**CHALLENGE**. Copy out each line of the records below verbatim.

**DATASET ENTRIES**.
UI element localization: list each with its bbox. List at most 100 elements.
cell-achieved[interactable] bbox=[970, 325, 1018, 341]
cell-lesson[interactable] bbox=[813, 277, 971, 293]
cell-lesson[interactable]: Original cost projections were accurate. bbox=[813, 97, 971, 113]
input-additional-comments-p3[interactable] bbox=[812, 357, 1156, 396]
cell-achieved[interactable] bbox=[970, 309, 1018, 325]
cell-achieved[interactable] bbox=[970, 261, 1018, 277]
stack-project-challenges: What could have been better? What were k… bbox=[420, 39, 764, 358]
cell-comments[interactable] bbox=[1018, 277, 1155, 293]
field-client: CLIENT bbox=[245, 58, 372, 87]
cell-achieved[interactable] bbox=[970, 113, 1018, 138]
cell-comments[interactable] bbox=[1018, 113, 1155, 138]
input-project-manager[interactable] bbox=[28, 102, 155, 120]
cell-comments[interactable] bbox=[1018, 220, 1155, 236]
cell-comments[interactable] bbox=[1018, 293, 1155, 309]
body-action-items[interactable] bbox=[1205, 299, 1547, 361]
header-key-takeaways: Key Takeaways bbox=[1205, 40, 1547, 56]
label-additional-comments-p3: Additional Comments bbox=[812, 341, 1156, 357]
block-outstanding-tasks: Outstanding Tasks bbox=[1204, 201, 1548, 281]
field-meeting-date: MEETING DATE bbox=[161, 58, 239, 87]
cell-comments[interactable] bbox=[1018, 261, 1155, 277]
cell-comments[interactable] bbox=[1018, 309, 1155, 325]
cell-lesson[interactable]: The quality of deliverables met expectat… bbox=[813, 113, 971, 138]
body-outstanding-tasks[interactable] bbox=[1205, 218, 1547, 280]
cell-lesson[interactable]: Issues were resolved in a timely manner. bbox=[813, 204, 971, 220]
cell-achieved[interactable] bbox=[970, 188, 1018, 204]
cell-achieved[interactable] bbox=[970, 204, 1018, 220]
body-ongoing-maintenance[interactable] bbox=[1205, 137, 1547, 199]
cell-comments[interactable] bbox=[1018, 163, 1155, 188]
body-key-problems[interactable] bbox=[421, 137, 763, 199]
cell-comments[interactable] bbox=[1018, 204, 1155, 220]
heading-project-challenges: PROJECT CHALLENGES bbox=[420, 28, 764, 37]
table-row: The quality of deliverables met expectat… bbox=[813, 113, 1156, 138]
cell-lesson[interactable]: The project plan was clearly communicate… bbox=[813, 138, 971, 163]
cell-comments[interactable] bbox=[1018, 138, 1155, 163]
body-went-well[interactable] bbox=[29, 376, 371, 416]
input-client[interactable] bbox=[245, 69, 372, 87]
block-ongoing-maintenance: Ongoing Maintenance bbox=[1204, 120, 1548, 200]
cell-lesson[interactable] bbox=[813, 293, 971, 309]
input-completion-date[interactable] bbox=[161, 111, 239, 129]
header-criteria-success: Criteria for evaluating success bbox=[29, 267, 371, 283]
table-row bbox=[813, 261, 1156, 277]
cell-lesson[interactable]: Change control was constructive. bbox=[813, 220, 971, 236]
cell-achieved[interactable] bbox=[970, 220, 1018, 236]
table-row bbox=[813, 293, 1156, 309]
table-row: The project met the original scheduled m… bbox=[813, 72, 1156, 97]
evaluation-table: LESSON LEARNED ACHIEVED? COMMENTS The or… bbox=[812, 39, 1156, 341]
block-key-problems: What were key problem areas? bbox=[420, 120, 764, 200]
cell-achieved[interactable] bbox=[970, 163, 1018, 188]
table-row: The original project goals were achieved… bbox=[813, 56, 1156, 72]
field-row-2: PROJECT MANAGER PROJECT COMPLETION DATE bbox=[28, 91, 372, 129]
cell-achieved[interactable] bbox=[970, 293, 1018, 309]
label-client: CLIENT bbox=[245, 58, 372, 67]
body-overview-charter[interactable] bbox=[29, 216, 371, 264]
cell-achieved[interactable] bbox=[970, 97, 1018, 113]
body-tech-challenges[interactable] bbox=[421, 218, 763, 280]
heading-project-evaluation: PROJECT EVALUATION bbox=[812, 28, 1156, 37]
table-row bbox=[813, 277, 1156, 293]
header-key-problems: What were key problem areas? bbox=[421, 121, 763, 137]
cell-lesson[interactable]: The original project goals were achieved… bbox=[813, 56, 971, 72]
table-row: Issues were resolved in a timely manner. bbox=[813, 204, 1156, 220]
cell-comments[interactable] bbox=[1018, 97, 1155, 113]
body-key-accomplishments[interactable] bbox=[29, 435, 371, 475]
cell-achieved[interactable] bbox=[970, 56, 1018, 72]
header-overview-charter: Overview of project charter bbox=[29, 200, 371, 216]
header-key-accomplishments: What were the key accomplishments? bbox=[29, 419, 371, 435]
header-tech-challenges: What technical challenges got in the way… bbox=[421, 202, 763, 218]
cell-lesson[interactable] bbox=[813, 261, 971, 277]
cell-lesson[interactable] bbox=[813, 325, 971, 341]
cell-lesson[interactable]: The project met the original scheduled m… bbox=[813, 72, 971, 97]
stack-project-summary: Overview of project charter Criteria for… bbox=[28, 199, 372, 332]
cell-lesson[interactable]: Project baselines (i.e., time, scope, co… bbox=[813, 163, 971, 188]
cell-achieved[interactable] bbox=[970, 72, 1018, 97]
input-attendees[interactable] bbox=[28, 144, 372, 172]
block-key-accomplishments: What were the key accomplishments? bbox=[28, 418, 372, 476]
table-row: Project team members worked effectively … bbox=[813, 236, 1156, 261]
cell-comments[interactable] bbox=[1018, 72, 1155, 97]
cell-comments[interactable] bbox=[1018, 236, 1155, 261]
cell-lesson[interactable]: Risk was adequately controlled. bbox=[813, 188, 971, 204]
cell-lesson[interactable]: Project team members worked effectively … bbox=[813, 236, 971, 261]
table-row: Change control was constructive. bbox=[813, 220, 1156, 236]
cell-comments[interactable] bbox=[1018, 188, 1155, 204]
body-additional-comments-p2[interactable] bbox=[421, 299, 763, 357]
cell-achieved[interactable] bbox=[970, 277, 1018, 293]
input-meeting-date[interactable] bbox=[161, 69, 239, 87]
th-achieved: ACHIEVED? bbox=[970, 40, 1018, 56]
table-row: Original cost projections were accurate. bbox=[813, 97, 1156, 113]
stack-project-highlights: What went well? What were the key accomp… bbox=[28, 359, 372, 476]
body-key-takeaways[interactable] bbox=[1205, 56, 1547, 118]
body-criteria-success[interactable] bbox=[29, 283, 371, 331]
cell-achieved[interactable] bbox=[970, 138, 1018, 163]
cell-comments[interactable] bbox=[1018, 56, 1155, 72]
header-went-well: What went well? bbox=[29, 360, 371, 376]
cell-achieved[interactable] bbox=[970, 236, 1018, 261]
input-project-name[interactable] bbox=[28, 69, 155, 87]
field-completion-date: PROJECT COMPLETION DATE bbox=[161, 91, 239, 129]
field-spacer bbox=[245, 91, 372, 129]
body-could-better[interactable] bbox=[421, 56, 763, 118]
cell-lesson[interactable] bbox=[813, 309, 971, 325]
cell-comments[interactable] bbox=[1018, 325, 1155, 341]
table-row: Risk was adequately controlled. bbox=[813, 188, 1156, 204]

**SOLUTION TO THE PROBLEM**.
UI element localization: list each with its bbox. List at most 100 elements.
cell-achieved[interactable] bbox=[970, 325, 1018, 341]
cell-lesson[interactable] bbox=[813, 277, 971, 293]
cell-lesson[interactable]: Original cost projections were accurate. bbox=[813, 97, 971, 113]
input-additional-comments-p3[interactable] bbox=[812, 357, 1156, 396]
cell-achieved[interactable] bbox=[970, 309, 1018, 325]
cell-achieved[interactable] bbox=[970, 261, 1018, 277]
stack-project-challenges: What could have been better? What were k… bbox=[420, 39, 764, 358]
cell-comments[interactable] bbox=[1018, 277, 1155, 293]
field-client: CLIENT bbox=[245, 58, 372, 87]
cell-achieved[interactable] bbox=[970, 113, 1018, 138]
cell-comments[interactable] bbox=[1018, 113, 1155, 138]
input-project-manager[interactable] bbox=[28, 102, 155, 120]
cell-comments[interactable] bbox=[1018, 220, 1155, 236]
cell-comments[interactable] bbox=[1018, 293, 1155, 309]
body-action-items[interactable] bbox=[1205, 299, 1547, 361]
header-key-takeaways: Key Takeaways bbox=[1205, 40, 1547, 56]
label-additional-comments-p3: Additional Comments bbox=[812, 341, 1156, 357]
block-outstanding-tasks: Outstanding Tasks bbox=[1204, 201, 1548, 281]
field-meeting-date: MEETING DATE bbox=[161, 58, 239, 87]
cell-comments[interactable] bbox=[1018, 261, 1155, 277]
cell-comments[interactable] bbox=[1018, 309, 1155, 325]
cell-lesson[interactable]: The quality of deliverables met expectat… bbox=[813, 113, 971, 138]
body-outstanding-tasks[interactable] bbox=[1205, 218, 1547, 280]
cell-lesson[interactable]: Issues were resolved in a timely manner. bbox=[813, 204, 971, 220]
cell-achieved[interactable] bbox=[970, 188, 1018, 204]
cell-achieved[interactable] bbox=[970, 204, 1018, 220]
body-ongoing-maintenance[interactable] bbox=[1205, 137, 1547, 199]
cell-comments[interactable] bbox=[1018, 163, 1155, 188]
body-key-problems[interactable] bbox=[421, 137, 763, 199]
cell-comments[interactable] bbox=[1018, 204, 1155, 220]
heading-project-challenges: PROJECT CHALLENGES bbox=[420, 28, 764, 37]
table-row: The quality of deliverables met expectat… bbox=[813, 113, 1156, 138]
cell-lesson[interactable]: The project plan was clearly communicate… bbox=[813, 138, 971, 163]
cell-comments[interactable] bbox=[1018, 138, 1155, 163]
body-went-well[interactable] bbox=[29, 376, 371, 416]
input-client[interactable] bbox=[245, 69, 372, 87]
block-ongoing-maintenance: Ongoing Maintenance bbox=[1204, 120, 1548, 200]
cell-lesson[interactable] bbox=[813, 293, 971, 309]
input-completion-date[interactable] bbox=[161, 111, 239, 129]
header-criteria-success: Criteria for evaluating success bbox=[29, 267, 371, 283]
table-row bbox=[813, 261, 1156, 277]
cell-lesson[interactable]: Change control was constructive. bbox=[813, 220, 971, 236]
cell-achieved[interactable] bbox=[970, 220, 1018, 236]
table-row bbox=[813, 293, 1156, 309]
table-row: The project met the original scheduled m… bbox=[813, 72, 1156, 97]
evaluation-table: LESSON LEARNED ACHIEVED? COMMENTS The or… bbox=[812, 39, 1156, 341]
block-key-problems: What were key problem areas? bbox=[420, 120, 764, 200]
cell-achieved[interactable] bbox=[970, 163, 1018, 188]
table-row: The original project goals were achieved… bbox=[813, 56, 1156, 72]
field-row-2: PROJECT MANAGER PROJECT COMPLETION DATE bbox=[28, 91, 372, 129]
cell-achieved[interactable] bbox=[970, 293, 1018, 309]
label-client: CLIENT bbox=[245, 58, 372, 67]
body-overview-charter[interactable] bbox=[29, 216, 371, 264]
cell-achieved[interactable] bbox=[970, 97, 1018, 113]
body-tech-challenges[interactable] bbox=[421, 218, 763, 280]
heading-project-evaluation: PROJECT EVALUATION bbox=[812, 28, 1156, 37]
table-row bbox=[813, 277, 1156, 293]
header-key-problems: What were key problem areas? bbox=[421, 121, 763, 137]
cell-lesson[interactable]: The original project goals were achieved… bbox=[813, 56, 971, 72]
table-row: Issues were resolved in a timely manner. bbox=[813, 204, 1156, 220]
cell-comments[interactable] bbox=[1018, 97, 1155, 113]
body-key-accomplishments[interactable] bbox=[29, 435, 371, 475]
cell-achieved[interactable] bbox=[970, 56, 1018, 72]
header-overview-charter: Overview of project charter bbox=[29, 200, 371, 216]
header-key-accomplishments: What were the key accomplishments? bbox=[29, 419, 371, 435]
header-tech-challenges: What technical challenges got in the way… bbox=[421, 202, 763, 218]
cell-lesson[interactable] bbox=[813, 261, 971, 277]
cell-lesson[interactable] bbox=[813, 325, 971, 341]
cell-lesson[interactable]: The project met the original scheduled m… bbox=[813, 72, 971, 97]
stack-project-summary: Overview of project charter Criteria for… bbox=[28, 199, 372, 332]
cell-lesson[interactable]: Project baselines (i.e., time, scope, co… bbox=[813, 163, 971, 188]
cell-achieved[interactable] bbox=[970, 72, 1018, 97]
input-attendees[interactable] bbox=[28, 144, 372, 172]
block-key-accomplishments: What were the key accomplishments? bbox=[28, 418, 372, 476]
table-row: Project team members worked effectively … bbox=[813, 236, 1156, 261]
cell-comments[interactable] bbox=[1018, 72, 1155, 97]
cell-comments[interactable] bbox=[1018, 236, 1155, 261]
cell-lesson[interactable]: Risk was adequately controlled. bbox=[813, 188, 971, 204]
cell-lesson[interactable]: Project team members worked effectively … bbox=[813, 236, 971, 261]
table-row: Change control was constructive. bbox=[813, 220, 1156, 236]
cell-comments[interactable] bbox=[1018, 188, 1155, 204]
body-additional-comments-p2[interactable] bbox=[421, 299, 763, 357]
cell-achieved[interactable] bbox=[970, 277, 1018, 293]
input-meeting-date[interactable] bbox=[161, 69, 239, 87]
th-achieved: ACHIEVED? bbox=[970, 40, 1018, 56]
table-row: Original cost projections were accurate. bbox=[813, 97, 1156, 113]
stack-project-highlights: What went well? What were the key accomp… bbox=[28, 359, 372, 476]
body-key-takeaways[interactable] bbox=[1205, 56, 1547, 118]
body-criteria-success[interactable] bbox=[29, 283, 371, 331]
cell-achieved[interactable] bbox=[970, 138, 1018, 163]
cell-comments[interactable] bbox=[1018, 56, 1155, 72]
header-went-well: What went well? bbox=[29, 360, 371, 376]
cell-achieved[interactable] bbox=[970, 236, 1018, 261]
input-project-name[interactable] bbox=[28, 69, 155, 87]
field-completion-date: PROJECT COMPLETION DATE bbox=[161, 91, 239, 129]
field-spacer bbox=[245, 91, 372, 129]
body-could-better[interactable] bbox=[421, 56, 763, 118]
cell-lesson[interactable] bbox=[813, 309, 971, 325]
cell-comments[interactable] bbox=[1018, 325, 1155, 341]
table-row: Risk was adequately controlled. bbox=[813, 188, 1156, 204]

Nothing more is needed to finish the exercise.